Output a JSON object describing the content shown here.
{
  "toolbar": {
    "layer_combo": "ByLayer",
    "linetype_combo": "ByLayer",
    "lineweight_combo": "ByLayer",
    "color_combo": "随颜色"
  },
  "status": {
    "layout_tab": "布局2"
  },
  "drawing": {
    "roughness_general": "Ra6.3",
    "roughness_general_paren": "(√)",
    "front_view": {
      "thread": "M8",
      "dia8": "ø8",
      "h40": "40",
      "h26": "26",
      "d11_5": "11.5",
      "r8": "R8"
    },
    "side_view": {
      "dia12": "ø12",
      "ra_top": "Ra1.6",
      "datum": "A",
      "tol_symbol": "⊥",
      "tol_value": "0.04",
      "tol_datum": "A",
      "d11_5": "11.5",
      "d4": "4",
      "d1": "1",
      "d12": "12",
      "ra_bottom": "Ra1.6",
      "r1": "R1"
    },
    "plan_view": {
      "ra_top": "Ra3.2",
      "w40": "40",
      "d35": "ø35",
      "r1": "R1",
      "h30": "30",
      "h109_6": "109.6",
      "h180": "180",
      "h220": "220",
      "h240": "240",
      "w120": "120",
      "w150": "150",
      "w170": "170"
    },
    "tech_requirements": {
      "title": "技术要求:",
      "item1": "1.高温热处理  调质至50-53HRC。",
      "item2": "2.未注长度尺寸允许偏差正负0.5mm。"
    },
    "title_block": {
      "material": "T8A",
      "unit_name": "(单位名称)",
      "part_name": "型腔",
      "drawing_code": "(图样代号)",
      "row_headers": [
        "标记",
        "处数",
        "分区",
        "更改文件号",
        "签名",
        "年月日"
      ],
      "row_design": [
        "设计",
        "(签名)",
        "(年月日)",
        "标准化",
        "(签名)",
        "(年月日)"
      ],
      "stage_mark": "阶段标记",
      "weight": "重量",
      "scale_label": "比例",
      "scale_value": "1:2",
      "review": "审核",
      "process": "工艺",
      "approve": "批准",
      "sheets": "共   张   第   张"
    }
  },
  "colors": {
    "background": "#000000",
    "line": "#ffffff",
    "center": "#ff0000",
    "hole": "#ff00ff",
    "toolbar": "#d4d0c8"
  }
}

# WHAT IS NEEDED
Make an exact copy of the data above.

# TASK ANSWER
Output a JSON object describing the content shown here.
{
  "toolbar": {
    "layer_combo": "ByLayer",
    "linetype_combo": "ByLayer",
    "lineweight_combo": "ByLayer",
    "color_combo": "随颜色"
  },
  "status": {
    "layout_tab": "布局2"
  },
  "drawing": {
    "roughness_general": "Ra6.3",
    "roughness_general_paren": "(√)",
    "front_view": {
      "thread": "M8",
      "dia8": "ø8",
      "h40": "40",
      "h26": "26",
      "d11_5": "11.5",
      "r8": "R8"
    },
    "side_view": {
      "dia12": "ø12",
      "ra_top": "Ra1.6",
      "datum": "A",
      "tol_symbol": "⊥",
      "tol_value": "0.04",
      "tol_datum": "A",
      "d11_5": "11.5",
      "d4": "4",
      "d1": "1",
      "d12": "12",
      "ra_bottom": "Ra1.6",
      "r1": "R1"
    },
    "plan_view": {
      "ra_top": "Ra3.2",
      "w40": "40",
      "d35": "ø35",
      "r1": "R1",
      "h30": "30",
      "h109_6": "109.6",
      "h180": "180",
      "h220": "220",
      "h240": "240",
      "w120": "120",
      "w150": "150",
      "w170": "170"
    },
    "tech_requirements": {
      "title": "技术要求:",
      "item1": "1.高温热处理  调质至50-53HRC。",
      "item2": "2.未注长度尺寸允许偏差正负0.5mm。"
    },
    "title_block": {
      "material": "T8A",
      "unit_name": "(单位名称)",
      "part_name": "型腔",
      "drawing_code": "(图样代号)",
      "row_headers": [
        "标记",
        "处数",
        "分区",
        "更改文件号",
        "签名",
        "年月日"
      ],
      "row_design": [
        "设计",
        "(签名)",
        "(年月日)",
        "标准化",
        "(签名)",
        "(年月日)"
      ],
      "stage_mark": "阶段标记",
      "weight": "重量",
      "scale_label": "比例",
      "scale_value": "1:2",
      "review": "审核",
      "process": "工艺",
      "approve": "批准",
      "sheets": "共   张   第   张"
    }
  },
  "colors": {
    "background": "#000000",
    "line": "#ffffff",
    "center": "#ff0000",
    "hole": "#ff00ff",
    "toolbar": "#d4d0c8"
  }
}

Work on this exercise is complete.